# Start of SUPPLIED PASSAGE

Reasons for the slow pace of nanotechnology research in Nigeria, Africa's most populous country, are explored, given Nigeria's huge human and natural endowments, and solutions are proffered to address the seemingly lagging outlook of the country in nanotechnology. This Commentary is relevant to all critical stakeholders at national, regional and international levels to mobilise efforts to advance the course of nanotechnology in Nigeria and beyond.

Keywords: nanotechnology R&D, Nigeria, scientometrics, policy development, nano-economy, SDGs



This Commentary was born of the author's experience as a leading researcher in nanobiotechnology in Nigeria, having published more than 70 articles on nanotechnology since 2015, a textbook titled Microbial Nanobiotechnology: Principles and Applications1, and as head of a multidisciplinary nanotechnology research group in Nigeria. The Commentary draws on several types of data on nanotechnology R&D in Nigeria including demographic, economic (GDP and budgetary allocation) and scientometric.

# End of SUPPLIED PASSAGE

> _REQUEST A_
Transcribe the commentary on Nigerian nanotechnology from "This Commentary was" to "allocation) and scientometric.".
The rows that come after the commentary on Nigerian nanotechnology are separate material and unrelated to it.

# Start of EXERCISE MATERIAL

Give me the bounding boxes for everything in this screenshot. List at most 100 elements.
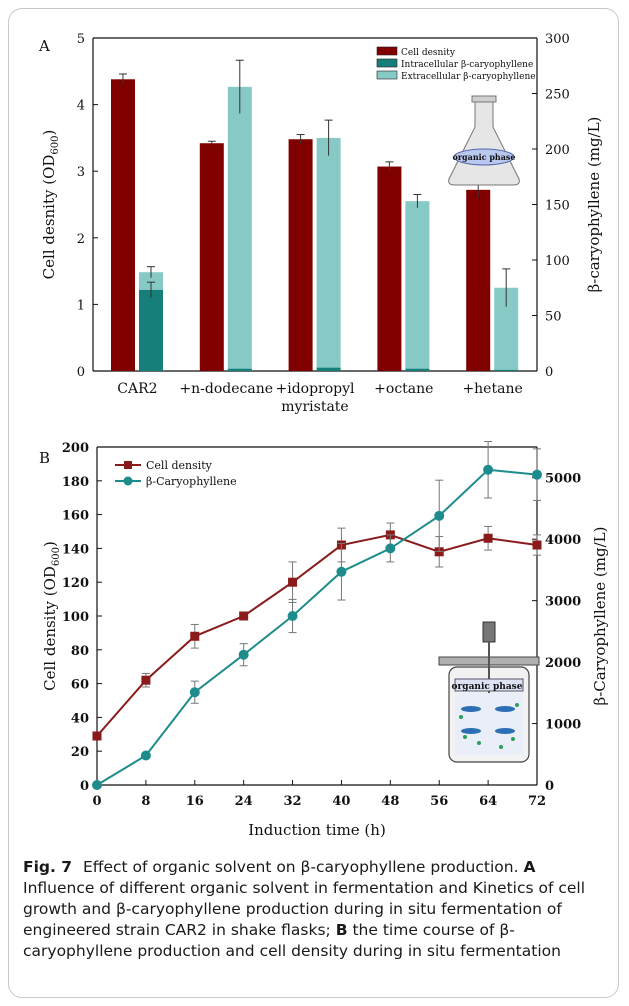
a-left-tick-label: 3: [77, 165, 85, 180]
flask-organic-label: organic phase: [452, 152, 515, 162]
a-legend-label: Intracellular β-caryophyllene: [401, 60, 533, 70]
b-point-cell-density: [92, 731, 102, 741]
a-bar-intracellular: [139, 289, 163, 371]
a-bar-cell-density: [377, 166, 402, 371]
b-legend-label: β-Caryophyllene: [146, 475, 237, 488]
b-legend-marker: [123, 476, 133, 486]
b-legend-marker: [124, 461, 132, 469]
b-x-tick-label: 32: [284, 794, 302, 809]
a-bar-intracellular: [227, 368, 252, 371]
flask-inset: organic phase: [448, 95, 520, 186]
caption-a-label: A: [523, 858, 536, 876]
b-x-tick-label: 0: [92, 794, 101, 809]
a-legend-swatch: [376, 58, 398, 68]
flask-organic-layer: [453, 148, 515, 166]
b-left-tick-label: 60: [71, 678, 89, 693]
a-legend-label: Cell desnity: [401, 48, 456, 58]
b-x-tick-label: 64: [479, 794, 497, 809]
a-category-label: +n-dodecane: [179, 381, 273, 397]
reactor-organic-layer: [454, 678, 524, 692]
a-legend-swatch: [376, 70, 398, 80]
bioreactor-inset: organic phase: [438, 621, 540, 763]
a-bar-cell-density: [288, 139, 313, 371]
b-x-tick-label: 72: [528, 794, 546, 809]
caption-title: Effect of organic solvent on β-caryophyl…: [83, 858, 519, 876]
caption-b-label: B: [335, 921, 348, 939]
flask-body: [448, 100, 520, 186]
a-left-axis-title: Cell desnity (OD600): [40, 130, 61, 280]
panel-a-letter: A: [38, 37, 50, 55]
a-bar-intracellular: [494, 369, 519, 371]
b-point-caryophyllene: [483, 464, 494, 475]
b-point-caryophyllene: [336, 566, 347, 577]
b-line-cell-density: [96, 533, 538, 737]
b-x-tick-label: 8: [141, 794, 150, 809]
a-legend-label: Extracellular β-caryophyllene: [401, 72, 536, 82]
b-point-caryophyllene: [238, 649, 249, 660]
b-left-axis-title: Cell density (OD600): [41, 541, 62, 691]
b-line-caryophyllene: [96, 468, 538, 786]
caption-b-text: the time course of β-caryophyllene produ…: [23, 921, 561, 960]
a-right-tick-label: 100: [545, 254, 570, 269]
b-point-cell-density: [239, 611, 249, 621]
reactor-impeller: [461, 728, 481, 734]
b-x-tick-label: 48: [381, 794, 399, 809]
a-bar-cell-density: [199, 143, 224, 371]
b-point-cell-density: [141, 675, 151, 685]
figure-caption: Fig. 7 Effect of organic solvent on β-ca…: [23, 857, 604, 962]
reactor-cell: [463, 735, 467, 739]
b-x-tick-label: 24: [235, 794, 253, 809]
panel-b-chart: B020406080100120140160180200010002000300…: [39, 440, 609, 839]
a-right-tick-label: 0: [545, 365, 553, 380]
b-right-axis-title: β-Caryophyllene (mg/L): [591, 527, 609, 706]
b-point-caryophyllene: [385, 543, 396, 554]
b-left-tick-label: 180: [62, 475, 89, 490]
a-left-tick-label: 2: [77, 232, 85, 247]
b-x-axis-title: Induction time (h): [248, 821, 386, 839]
a-bar-intracellular: [316, 367, 341, 371]
reactor-organic-label: organic phase: [452, 682, 523, 692]
reactor-cell: [515, 703, 519, 707]
flask-neck-rim: [471, 95, 497, 103]
reactor-cell: [511, 737, 515, 741]
reactor-broth: [455, 693, 523, 755]
reactor-cell: [477, 741, 481, 745]
b-x-tick-label: 56: [430, 794, 448, 809]
b-left-tick-label: 200: [62, 441, 89, 456]
a-bar-extracellular: [405, 201, 430, 371]
a-bar-cell-density: [111, 79, 135, 372]
b-point-caryophyllene: [140, 750, 151, 761]
b-legend-label: Cell density: [146, 459, 213, 472]
b-left-tick-label: 20: [71, 745, 89, 760]
a-legend-swatch: [376, 46, 398, 56]
a-bar-cell-density: [466, 189, 491, 371]
a-left-tick-label: 1: [77, 298, 85, 313]
b-left-tick-label: 80: [71, 644, 89, 659]
a-category-label: CAR2: [117, 381, 157, 397]
b-right-tick-label: 5000: [545, 472, 581, 487]
reactor-impeller: [461, 706, 481, 712]
b-right-tick-label: 3000: [545, 595, 581, 610]
a-bar-intracellular: [405, 368, 430, 371]
b-point-caryophyllene: [434, 510, 445, 521]
a-right-tick-label: 200: [545, 143, 570, 158]
reactor-cell: [499, 745, 503, 749]
reactor-cell: [459, 715, 463, 719]
b-left-tick-label: 140: [62, 542, 89, 557]
b-x-tick-label: 16: [186, 794, 204, 809]
b-x-tick-label: 40: [332, 794, 350, 809]
b-right-tick-label: 0: [545, 779, 554, 794]
a-category-label: +hetane: [462, 381, 522, 397]
b-point-caryophyllene: [287, 611, 298, 621]
b-right-tick-label: 1000: [545, 718, 581, 733]
b-right-tick-label: 2000: [545, 656, 581, 671]
a-category-label: +octane: [374, 381, 433, 397]
b-right-tick-label: 4000: [545, 533, 581, 548]
b-point-cell-density: [288, 577, 298, 587]
a-right-tick-label: 150: [545, 199, 570, 214]
reactor-motor: [482, 621, 496, 643]
b-left-tick-label: 40: [71, 711, 89, 726]
a-left-tick-label: 5: [77, 32, 85, 47]
b-point-cell-density: [483, 533, 493, 543]
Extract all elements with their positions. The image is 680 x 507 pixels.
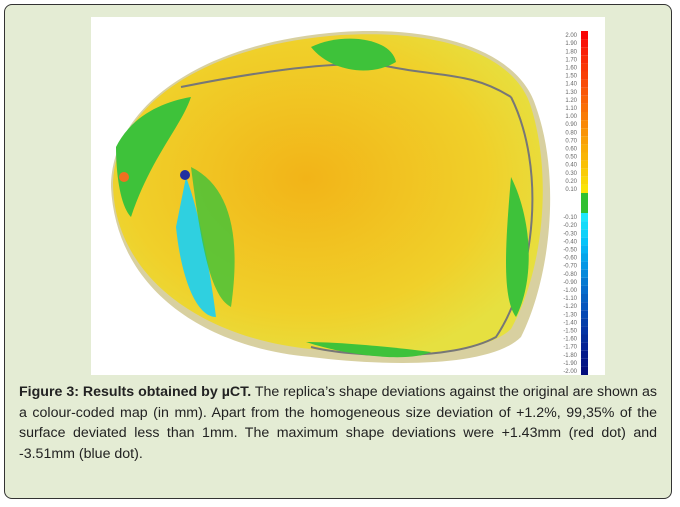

# End of EXERCISE MATERIAL

> _REQUEST B_
Give the rows from the line with "a-left-tick-label: 3: [77, 165, 85, 180]" to the line with "a-legend-label: Cell desnity: [401, 48, 456, 58]", both lines included, as a JSON list of strings with one string per line and blank lines left out.

> _WRITTEN ANSWER A_
This Commentary was born of the author's experience as a leading researcher in nanobiotechnology in Nigeria, having published more than 70 articles on nanotechnology since 2015, a textbook titled Microbial Nanobiotechnology: Principles and Applications1, and as head of a multidisciplinary nanotechnology research group in Nigeria. The Commentary draws on several types of data on nanotechnology R&D in Nigeria including demographic, economic (GDP and budgetary allocation) and scientometric.

> _WRITTEN ANSWER B_
[
  "a-left-tick-label: 3: [77, 165, 85, 180]",
  "flask-organic-label: organic phase: [452, 152, 515, 162]",
  "a-legend-label: Intracellular β-caryophyllene: [401, 60, 533, 70]",
  "b-point-cell-density: [92, 731, 102, 741]",
  "a-bar-intracellular: [139, 289, 163, 371]",
  "a-bar-cell-density: [377, 166, 402, 371]",
  "b-legend-label: β-Caryophyllene: [146, 475, 237, 488]",
  "b-legend-marker: [123, 476, 133, 486]",
  "b-legend-marker: [124, 461, 132, 469]",
  "b-x-tick-label: 32: [284, 794, 302, 809]",
  "a-bar-intracellular: [227, 368, 252, 371]",
  "flask-inset: organic phase: [448, 95, 520, 186]",
  "caption-a-label: A: [523, 858, 536, 876]",
  "b-x-tick-label: 0: [92, 794, 101, 809]",
  "a-legend-swatch: [376, 58, 398, 68]",
  "flask-organic-layer: [453, 148, 515, 166]",
  "b-left-tick-label: 60: [71, 678, 89, 693]",
  "a-legend-label: Cell desnity: [401, 48, 456, 58]"
]